**SET EXERCISE**
Reproduce the advertising excerpt below word for word, from "Sometimes the audience" up to and including "on with public.".

**EXTRACT**
Finally, Brooks agreed to film the scene and test it on a preview audience. When the audience loved it, Brooks happily conceded, “Gene, you were absolutely right. Not only does it work, but it may be one of the best things in the whole movie … it took the movie to another level. We left satire and made it our own. It was new, different, crazy …”

A great reminder to those of us in advertising that, despite all our experience, despite our intentions, sometimes things resonate with the public that we don’t expect and certainly don’t plan for.

Sometimes the audience knows what works more than we do.

 Wendy’s classic “Fluffy Bun” spot is a great example. What? You don’t remember “Fluffy Bun”? 


That was the commercial with three elderly women clustered around a fast-food burger that was more bun and burger. “A big fluffy bun,” as one of the ladies described it – the phrase that ad creator Cliff Freeman of Dancer Fitzgerald Sample was certain would catch on with public.

**LISTED ENTRIES**
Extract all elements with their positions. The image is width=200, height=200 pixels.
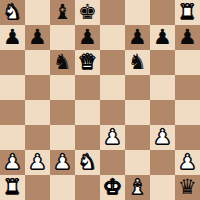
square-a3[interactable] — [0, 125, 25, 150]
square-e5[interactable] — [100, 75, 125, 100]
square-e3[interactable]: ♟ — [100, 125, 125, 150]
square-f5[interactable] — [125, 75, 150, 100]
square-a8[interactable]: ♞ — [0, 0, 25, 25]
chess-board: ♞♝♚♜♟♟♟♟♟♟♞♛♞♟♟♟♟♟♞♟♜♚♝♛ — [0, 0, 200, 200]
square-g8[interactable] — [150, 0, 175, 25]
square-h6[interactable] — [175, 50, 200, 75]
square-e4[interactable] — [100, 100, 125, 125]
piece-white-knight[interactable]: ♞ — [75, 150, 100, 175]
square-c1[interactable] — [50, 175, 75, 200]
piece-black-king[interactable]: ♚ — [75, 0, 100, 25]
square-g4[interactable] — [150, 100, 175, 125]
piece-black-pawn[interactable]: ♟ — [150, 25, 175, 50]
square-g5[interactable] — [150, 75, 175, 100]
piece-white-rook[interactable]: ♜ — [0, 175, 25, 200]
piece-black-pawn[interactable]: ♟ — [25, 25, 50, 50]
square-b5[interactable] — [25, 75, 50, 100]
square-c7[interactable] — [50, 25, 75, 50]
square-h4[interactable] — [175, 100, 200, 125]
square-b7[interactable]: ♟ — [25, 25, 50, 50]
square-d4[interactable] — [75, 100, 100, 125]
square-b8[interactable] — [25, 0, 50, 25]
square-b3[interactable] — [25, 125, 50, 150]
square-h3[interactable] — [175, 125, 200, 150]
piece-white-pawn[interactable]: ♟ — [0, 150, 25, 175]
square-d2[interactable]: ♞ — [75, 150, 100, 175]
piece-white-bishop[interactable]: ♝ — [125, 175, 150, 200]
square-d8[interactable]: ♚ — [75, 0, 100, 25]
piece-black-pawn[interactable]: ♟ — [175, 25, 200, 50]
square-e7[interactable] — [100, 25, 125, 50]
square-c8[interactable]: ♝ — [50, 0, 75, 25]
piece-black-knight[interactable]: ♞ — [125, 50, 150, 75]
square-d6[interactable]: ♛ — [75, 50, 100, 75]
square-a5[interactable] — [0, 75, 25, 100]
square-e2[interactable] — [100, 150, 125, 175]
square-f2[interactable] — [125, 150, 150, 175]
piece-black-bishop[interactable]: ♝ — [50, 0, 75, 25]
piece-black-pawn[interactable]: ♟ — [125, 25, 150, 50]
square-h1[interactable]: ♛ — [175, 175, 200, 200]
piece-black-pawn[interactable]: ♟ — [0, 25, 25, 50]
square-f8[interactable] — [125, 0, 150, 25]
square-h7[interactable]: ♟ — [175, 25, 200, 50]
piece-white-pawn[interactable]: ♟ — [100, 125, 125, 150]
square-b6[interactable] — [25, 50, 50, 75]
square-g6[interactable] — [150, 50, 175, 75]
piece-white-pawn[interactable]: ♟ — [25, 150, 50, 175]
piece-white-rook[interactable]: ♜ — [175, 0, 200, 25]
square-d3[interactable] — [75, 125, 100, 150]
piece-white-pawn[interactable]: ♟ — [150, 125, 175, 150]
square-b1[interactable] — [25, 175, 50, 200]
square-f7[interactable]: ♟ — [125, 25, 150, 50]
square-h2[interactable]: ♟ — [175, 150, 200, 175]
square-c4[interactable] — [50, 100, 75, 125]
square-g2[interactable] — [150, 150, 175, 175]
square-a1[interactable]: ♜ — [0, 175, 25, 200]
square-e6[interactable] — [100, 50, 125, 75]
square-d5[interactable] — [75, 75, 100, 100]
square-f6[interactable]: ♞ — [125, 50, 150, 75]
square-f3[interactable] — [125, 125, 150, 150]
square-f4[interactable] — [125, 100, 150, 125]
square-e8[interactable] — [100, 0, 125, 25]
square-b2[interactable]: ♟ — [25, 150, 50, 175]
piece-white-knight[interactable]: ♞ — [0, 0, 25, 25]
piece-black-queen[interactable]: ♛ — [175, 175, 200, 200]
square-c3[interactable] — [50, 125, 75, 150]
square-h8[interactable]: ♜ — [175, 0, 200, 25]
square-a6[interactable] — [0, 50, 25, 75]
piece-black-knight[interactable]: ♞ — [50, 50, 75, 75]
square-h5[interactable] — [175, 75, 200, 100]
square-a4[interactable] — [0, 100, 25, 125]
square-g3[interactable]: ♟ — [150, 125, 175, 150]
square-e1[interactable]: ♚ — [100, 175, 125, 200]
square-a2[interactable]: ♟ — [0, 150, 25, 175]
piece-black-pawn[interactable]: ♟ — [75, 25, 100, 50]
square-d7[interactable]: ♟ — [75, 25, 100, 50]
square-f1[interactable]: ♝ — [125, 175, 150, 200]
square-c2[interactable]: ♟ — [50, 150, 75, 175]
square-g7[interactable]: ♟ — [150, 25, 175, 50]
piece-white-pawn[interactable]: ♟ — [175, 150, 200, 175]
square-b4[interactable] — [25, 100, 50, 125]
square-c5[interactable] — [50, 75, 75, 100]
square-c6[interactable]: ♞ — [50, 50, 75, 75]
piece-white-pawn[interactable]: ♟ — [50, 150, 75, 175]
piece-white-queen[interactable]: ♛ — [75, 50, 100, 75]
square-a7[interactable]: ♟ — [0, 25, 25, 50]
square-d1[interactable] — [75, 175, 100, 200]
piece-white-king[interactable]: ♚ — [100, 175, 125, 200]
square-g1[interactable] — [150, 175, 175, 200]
--
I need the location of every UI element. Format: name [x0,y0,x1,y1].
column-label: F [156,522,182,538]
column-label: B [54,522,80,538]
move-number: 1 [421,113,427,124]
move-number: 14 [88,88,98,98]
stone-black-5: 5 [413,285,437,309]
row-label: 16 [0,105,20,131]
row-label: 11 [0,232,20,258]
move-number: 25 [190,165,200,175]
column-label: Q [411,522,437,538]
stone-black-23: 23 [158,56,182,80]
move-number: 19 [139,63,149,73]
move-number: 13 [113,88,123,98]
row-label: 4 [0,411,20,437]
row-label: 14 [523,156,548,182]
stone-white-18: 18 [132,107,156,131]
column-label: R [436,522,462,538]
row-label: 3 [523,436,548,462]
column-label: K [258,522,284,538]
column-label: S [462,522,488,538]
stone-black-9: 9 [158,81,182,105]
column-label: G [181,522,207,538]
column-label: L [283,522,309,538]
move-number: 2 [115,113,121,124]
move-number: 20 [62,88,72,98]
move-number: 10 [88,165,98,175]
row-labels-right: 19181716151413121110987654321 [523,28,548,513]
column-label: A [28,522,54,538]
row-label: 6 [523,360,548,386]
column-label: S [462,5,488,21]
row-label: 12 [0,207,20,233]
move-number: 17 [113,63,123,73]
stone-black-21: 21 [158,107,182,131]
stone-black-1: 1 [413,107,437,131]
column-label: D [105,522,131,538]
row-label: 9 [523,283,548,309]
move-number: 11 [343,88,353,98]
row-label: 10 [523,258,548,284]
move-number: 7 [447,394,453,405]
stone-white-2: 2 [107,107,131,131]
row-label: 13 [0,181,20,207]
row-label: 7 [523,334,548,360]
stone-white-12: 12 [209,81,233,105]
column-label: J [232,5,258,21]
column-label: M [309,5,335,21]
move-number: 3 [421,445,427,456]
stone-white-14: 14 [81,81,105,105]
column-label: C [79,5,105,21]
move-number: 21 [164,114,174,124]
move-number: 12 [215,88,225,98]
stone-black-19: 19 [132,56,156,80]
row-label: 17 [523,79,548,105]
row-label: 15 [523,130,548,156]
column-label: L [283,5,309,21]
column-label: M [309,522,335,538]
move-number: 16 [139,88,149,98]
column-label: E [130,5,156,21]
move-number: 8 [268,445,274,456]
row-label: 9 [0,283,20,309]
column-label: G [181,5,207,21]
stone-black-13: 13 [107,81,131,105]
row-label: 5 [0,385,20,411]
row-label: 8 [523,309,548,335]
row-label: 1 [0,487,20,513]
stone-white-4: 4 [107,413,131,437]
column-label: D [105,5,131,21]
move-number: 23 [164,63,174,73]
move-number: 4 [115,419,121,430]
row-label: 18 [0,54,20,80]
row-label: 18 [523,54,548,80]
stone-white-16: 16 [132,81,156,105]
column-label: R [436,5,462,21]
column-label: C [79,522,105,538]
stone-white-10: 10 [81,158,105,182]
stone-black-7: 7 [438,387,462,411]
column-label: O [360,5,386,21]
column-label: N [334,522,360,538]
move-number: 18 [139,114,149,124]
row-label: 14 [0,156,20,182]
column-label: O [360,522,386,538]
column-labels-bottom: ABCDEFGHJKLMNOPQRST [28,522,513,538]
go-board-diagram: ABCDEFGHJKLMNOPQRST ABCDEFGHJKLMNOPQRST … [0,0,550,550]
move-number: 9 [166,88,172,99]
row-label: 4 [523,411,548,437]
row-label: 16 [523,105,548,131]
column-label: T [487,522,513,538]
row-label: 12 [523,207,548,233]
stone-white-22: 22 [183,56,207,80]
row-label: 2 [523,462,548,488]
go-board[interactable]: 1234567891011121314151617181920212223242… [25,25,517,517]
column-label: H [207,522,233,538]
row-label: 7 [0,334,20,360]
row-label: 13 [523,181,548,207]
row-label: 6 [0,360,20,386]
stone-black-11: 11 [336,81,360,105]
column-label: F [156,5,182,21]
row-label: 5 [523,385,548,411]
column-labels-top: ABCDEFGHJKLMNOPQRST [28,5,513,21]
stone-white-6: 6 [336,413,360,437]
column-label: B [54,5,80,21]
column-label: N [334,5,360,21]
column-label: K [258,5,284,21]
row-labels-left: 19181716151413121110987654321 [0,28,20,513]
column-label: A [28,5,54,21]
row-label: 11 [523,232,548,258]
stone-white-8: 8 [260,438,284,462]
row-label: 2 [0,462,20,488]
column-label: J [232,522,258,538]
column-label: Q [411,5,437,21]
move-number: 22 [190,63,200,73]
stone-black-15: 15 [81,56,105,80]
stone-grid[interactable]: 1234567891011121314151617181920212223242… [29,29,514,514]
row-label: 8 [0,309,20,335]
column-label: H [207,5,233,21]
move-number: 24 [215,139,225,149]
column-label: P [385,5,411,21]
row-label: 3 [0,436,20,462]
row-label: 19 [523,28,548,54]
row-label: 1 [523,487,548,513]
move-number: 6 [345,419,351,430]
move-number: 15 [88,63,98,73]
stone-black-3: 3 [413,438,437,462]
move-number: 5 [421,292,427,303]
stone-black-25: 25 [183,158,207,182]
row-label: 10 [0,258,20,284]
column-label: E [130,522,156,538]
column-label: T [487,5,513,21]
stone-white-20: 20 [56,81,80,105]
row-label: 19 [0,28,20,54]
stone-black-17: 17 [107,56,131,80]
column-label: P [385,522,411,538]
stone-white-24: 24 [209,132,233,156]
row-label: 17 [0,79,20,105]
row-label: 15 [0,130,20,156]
---
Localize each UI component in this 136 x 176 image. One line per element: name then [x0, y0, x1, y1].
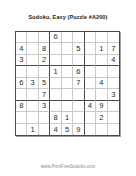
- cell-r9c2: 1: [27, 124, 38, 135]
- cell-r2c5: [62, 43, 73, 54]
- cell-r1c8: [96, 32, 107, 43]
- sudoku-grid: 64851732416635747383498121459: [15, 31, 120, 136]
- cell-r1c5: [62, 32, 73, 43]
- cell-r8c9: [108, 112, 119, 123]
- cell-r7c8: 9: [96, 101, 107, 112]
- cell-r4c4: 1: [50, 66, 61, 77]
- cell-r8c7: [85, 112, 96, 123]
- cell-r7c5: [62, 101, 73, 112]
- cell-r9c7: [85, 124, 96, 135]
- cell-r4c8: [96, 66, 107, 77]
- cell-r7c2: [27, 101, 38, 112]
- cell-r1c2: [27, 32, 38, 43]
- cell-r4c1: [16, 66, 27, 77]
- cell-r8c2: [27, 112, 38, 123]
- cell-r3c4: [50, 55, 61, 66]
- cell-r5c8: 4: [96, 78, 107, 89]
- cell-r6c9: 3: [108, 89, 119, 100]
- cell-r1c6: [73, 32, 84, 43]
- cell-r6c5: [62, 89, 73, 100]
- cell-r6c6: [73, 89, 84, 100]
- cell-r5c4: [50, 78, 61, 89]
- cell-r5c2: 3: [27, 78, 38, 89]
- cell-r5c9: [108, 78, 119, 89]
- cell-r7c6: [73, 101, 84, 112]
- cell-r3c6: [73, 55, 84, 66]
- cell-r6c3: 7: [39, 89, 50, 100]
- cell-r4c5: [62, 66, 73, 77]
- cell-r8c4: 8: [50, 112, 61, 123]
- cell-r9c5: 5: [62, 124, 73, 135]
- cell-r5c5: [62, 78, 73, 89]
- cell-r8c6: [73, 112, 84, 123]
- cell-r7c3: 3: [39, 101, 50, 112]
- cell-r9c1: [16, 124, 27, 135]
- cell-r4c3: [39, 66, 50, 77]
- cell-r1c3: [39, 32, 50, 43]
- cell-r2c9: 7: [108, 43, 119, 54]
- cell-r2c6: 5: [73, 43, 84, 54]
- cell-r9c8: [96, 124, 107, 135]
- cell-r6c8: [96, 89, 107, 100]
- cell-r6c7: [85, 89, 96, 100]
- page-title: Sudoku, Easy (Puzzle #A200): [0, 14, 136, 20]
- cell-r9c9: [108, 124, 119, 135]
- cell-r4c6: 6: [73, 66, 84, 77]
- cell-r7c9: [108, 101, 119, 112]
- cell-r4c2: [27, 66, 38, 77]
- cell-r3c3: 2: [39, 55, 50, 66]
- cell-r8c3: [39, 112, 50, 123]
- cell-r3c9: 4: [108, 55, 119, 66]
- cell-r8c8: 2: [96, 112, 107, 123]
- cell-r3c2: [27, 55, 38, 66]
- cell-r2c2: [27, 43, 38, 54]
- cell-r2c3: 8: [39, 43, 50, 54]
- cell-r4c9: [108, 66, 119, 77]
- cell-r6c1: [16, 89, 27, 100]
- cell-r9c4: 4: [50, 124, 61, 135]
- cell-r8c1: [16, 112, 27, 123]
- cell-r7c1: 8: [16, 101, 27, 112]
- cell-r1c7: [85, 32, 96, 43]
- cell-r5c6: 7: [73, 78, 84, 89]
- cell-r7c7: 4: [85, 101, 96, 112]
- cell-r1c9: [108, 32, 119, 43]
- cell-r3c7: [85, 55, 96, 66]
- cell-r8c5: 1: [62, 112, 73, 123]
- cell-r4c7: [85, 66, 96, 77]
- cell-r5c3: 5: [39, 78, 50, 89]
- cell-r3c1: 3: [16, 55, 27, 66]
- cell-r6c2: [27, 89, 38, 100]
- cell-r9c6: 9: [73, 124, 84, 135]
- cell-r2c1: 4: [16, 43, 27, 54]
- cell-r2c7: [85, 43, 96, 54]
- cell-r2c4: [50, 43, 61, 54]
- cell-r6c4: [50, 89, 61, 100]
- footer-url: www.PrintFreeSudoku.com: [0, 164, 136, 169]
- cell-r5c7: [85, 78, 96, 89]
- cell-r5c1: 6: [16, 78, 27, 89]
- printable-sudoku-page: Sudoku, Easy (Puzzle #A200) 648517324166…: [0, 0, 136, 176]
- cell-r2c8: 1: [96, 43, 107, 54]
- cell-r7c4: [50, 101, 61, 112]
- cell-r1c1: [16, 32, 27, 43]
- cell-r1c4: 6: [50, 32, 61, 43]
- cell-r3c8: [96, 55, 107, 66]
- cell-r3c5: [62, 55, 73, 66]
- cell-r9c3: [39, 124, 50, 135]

**RIGHT ANSWER**
Sometimes the audience knows what works more than we do.

 Wendy’s classic “Fluffy Bun” spot is a great example. What? You don’t remember “Fluffy Bun”? 


That was the commercial with three elderly women clustered around a fast-food burger that was more bun and burger. “A big fluffy bun,” as one of the ladies described it – the phrase that ad creator Cliff Freeman of Dancer Fitzgerald Sample was certain would catch on with public.